▶ _What is expected_:
Identify all lines of the data containing the string "Potential" and copy them.

--- begin Provided records ---

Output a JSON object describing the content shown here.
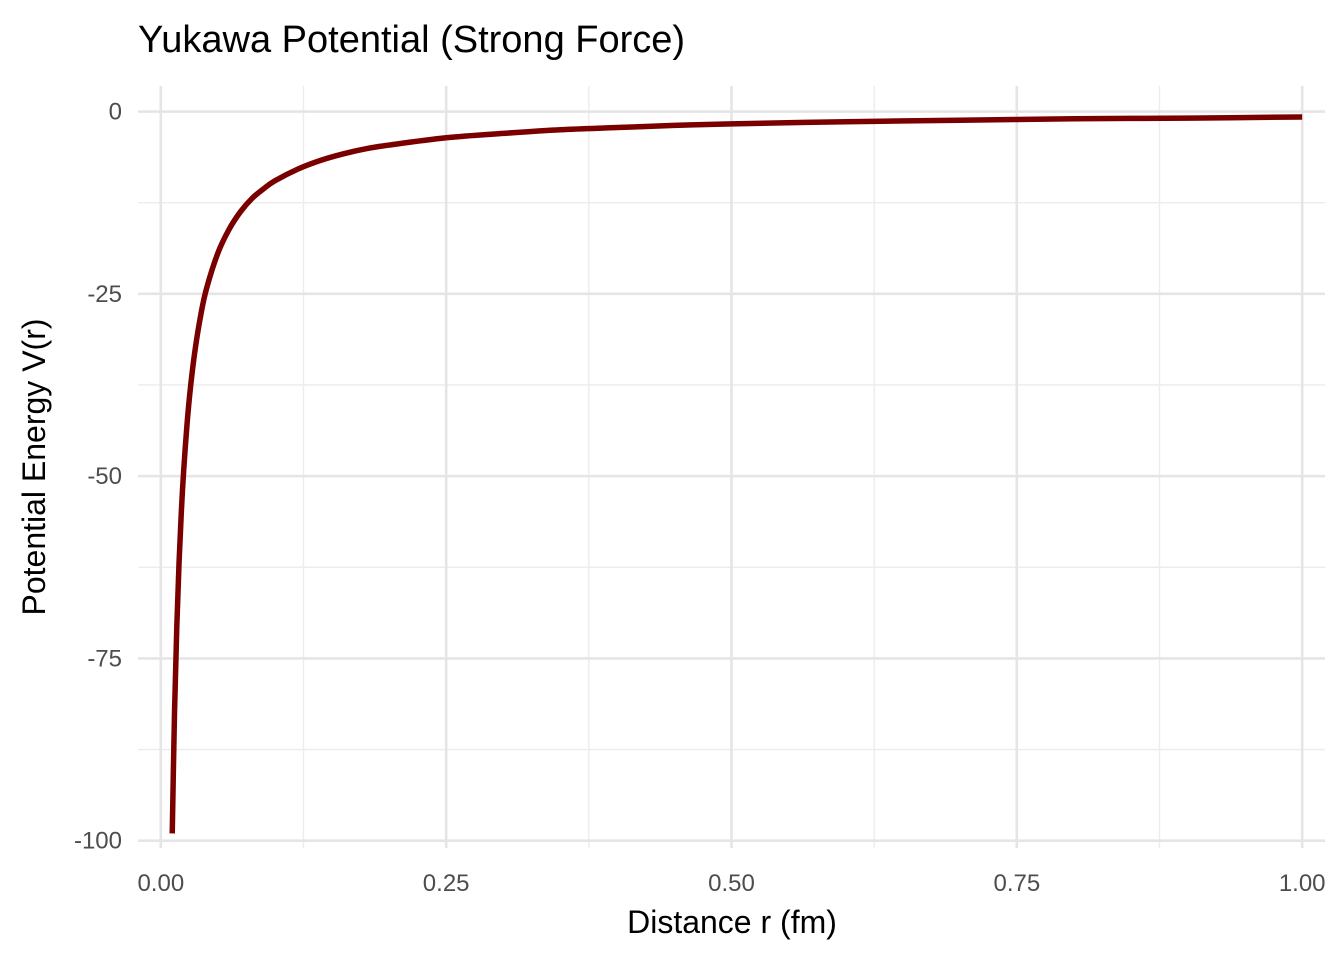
{
  "chart_data": {
    "type": "line",
    "title": "Yukawa Potential (Strong Force)",
    "xlabel": "Distance r (fm)",
    "ylabel": "Potential Energy V(r)",
    "xlim": [
      -0.02,
      1.02
    ],
    "ylim": [
      -101,
      3.5
    ],
    "x_ticks": [
      0.0,
      0.25,
      0.5,
      0.75,
      1.0
    ],
    "x_tick_labels": [
      "0.00",
      "0.25",
      "0.50",
      "0.75",
      "1.00"
    ],
    "y_ticks": [
      -100,
      -75,
      -50,
      -25,
      0
    ],
    "y_tick_labels": [
      "-100",
      "-75",
      "-50",
      "-25",
      "0"
    ],
    "grid": true,
    "legend": "none",
    "series": [
      {
        "color": "#7a0000",
        "x": [
          0.01,
          0.012,
          0.014,
          0.016,
          0.018,
          0.02,
          0.023,
          0.026,
          0.03,
          0.035,
          0.04,
          0.05,
          0.06,
          0.07,
          0.08,
          0.09,
          0.1,
          0.12,
          0.14,
          0.16,
          0.18,
          0.2,
          0.25,
          0.3,
          0.35,
          0.4,
          0.45,
          0.5,
          0.6,
          0.7,
          0.8,
          0.9,
          1.0
        ],
        "y": [
          -99.0,
          -82.4,
          -70.6,
          -61.7,
          -54.8,
          -49.3,
          -42.8,
          -37.8,
          -32.7,
          -27.9,
          -24.3,
          -19.4,
          -16.1,
          -13.7,
          -11.9,
          -10.6,
          -9.5,
          -7.9,
          -6.7,
          -5.8,
          -5.1,
          -4.6,
          -3.6,
          -3.0,
          -2.5,
          -2.2,
          -1.9,
          -1.7,
          -1.4,
          -1.2,
          -1.0,
          -0.9,
          -0.75
        ]
      }
    ]
  }
}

--- end Provided records ---

▶ _Worked answer_:
    "title": "Yukawa Potential (Strong Force)",
    "ylabel": "Potential Energy V(r)",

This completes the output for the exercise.